### [MATERIAL SHOWN]

········

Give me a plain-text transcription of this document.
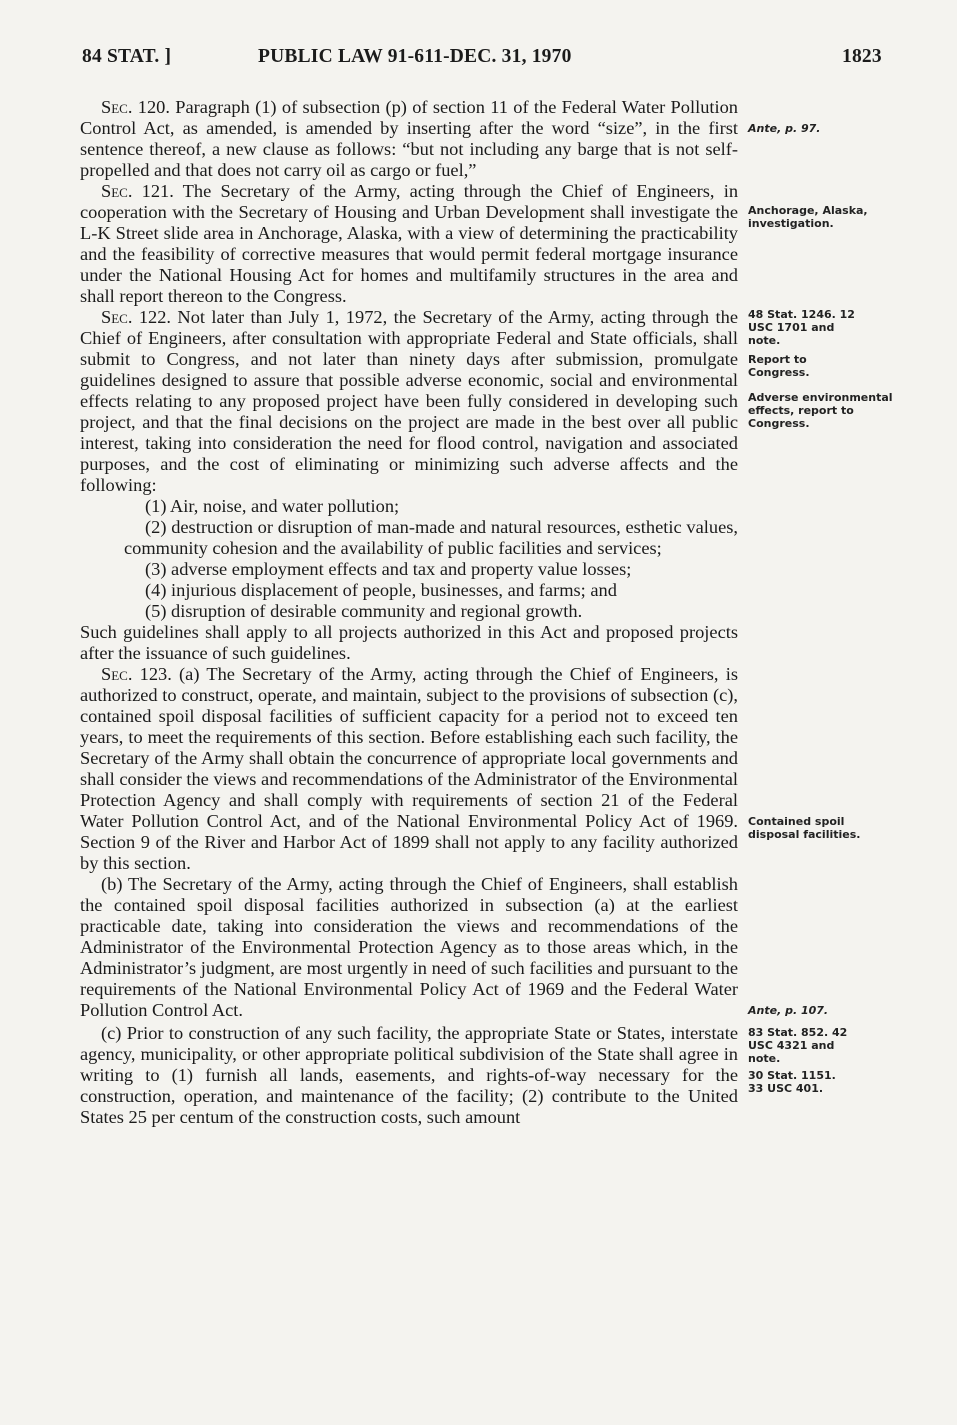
84 STAT. ]	PUBLIC LAW 91-611-DEC. 31, 1970	1823

Sec. 120. Paragraph (1) of subsection (p) of section 11 of the Federal Water Pollution Control Act, as amended, is amended by inserting after the word “size”, in the first sentence thereof, a new clause as follows: “but not including any barge that is not self-propelled and that does not carry oil as cargo or fuel,”

Sec. 121. The Secretary of the Army, acting through the Chief of Engineers, in cooperation with the Secretary of Housing and Urban Development shall investigate the L-K Street slide area in Anchorage, Alaska, with a view of determining the practicability and the feasibility of corrective measures that would permit federal mortgage insurance under the National Housing Act for homes and multifamily structures in the area and shall report thereon to the Congress.

Sec. 122. Not later than July 1, 1972, the Secretary of the Army, acting through the Chief of Engineers, after consultation with appropriate Federal and State officials, shall submit to Congress, and not later than ninety days after submission, promulgate guidelines designed to assure that possible adverse economic, social and environmental effects relating to any proposed project have been fully considered in developing such project, and that the final decisions on the project are made in the best over all public interest, taking into consideration the need for flood control, navigation and associated purposes, and the cost of eliminating or minimizing such adverse affects and the following:

(1) Air, noise, and water pollution;

(2) destruction or disruption of man-made and natural resources, esthetic values, community cohesion and the availability of public facilities and services;

(3) adverse employment effects and tax and property value losses;

(4) injurious displacement of people, businesses, and farms; and

(5) disruption of desirable community and regional growth.

Such guidelines shall apply to all projects authorized in this Act and proposed projects after the issuance of such guidelines.

Sec. 123. (a) The Secretary of the Army, acting through the Chief of Engineers, is authorized to construct, operate, and maintain, subject to the provisions of subsection (c), contained spoil disposal facilities of sufficient capacity for a period not to exceed ten years, to meet the requirements of this section. Before establishing each such facility, the Secretary of the Army shall obtain the concurrence of appropriate local governments and shall consider the views and recommendations of the Administrator of the Environmental Protection Agency and shall comply with requirements of section 21 of the Federal Water Pollution Control Act, and of the National Environmental Policy Act of 1969. Section 9 of the River and Harbor Act of 1899 shall not apply to any facility authorized by this section.

(b) The Secretary of the Army, acting through the Chief of Engineers, shall establish the contained spoil disposal facilities authorized in subsection (a) at the earliest practicable date, taking into consideration the views and recommendations of the Administrator of the Environmental Protection Agency as to those areas which, in the Administrator’s judgment, are most urgently in need of such facilities and pursuant to the requirements of the National Environmental Policy Act of 1969 and the Federal Water Pollution Control Act.

(c) Prior to construction of any such facility, the appropriate State or States, interstate agency, municipality, or other appropriate political subdivision of the State shall agree in writing to (1) furnish all lands, easements, and rights-of-way necessary for the construction, operation, and maintenance of the facility; (2) contribute to the United States 25 per centum of the construction costs, such amount

Ante, p. 97.
Anchorage, Alaska, investigation.
48 Stat. 1246. 12 USC 1701 and note.
Report to Congress.
Adverse environmental effects, report to Congress.
Contained spoil disposal facilities.
Ante, p. 107.
83 Stat. 852. 42 USC 4321 and note.
30 Stat. 1151. 33 USC 401.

········

### [WHAT THE EXERCISE ASKS]
From the listing, copy each line containing the word "disruption".

### [RESPONSE]
(2) destruction or disruption of man-made and natural resources, esthetic values, community cohesion and the availability of public facilities and services;
(5) disruption of desirable community and regional growth.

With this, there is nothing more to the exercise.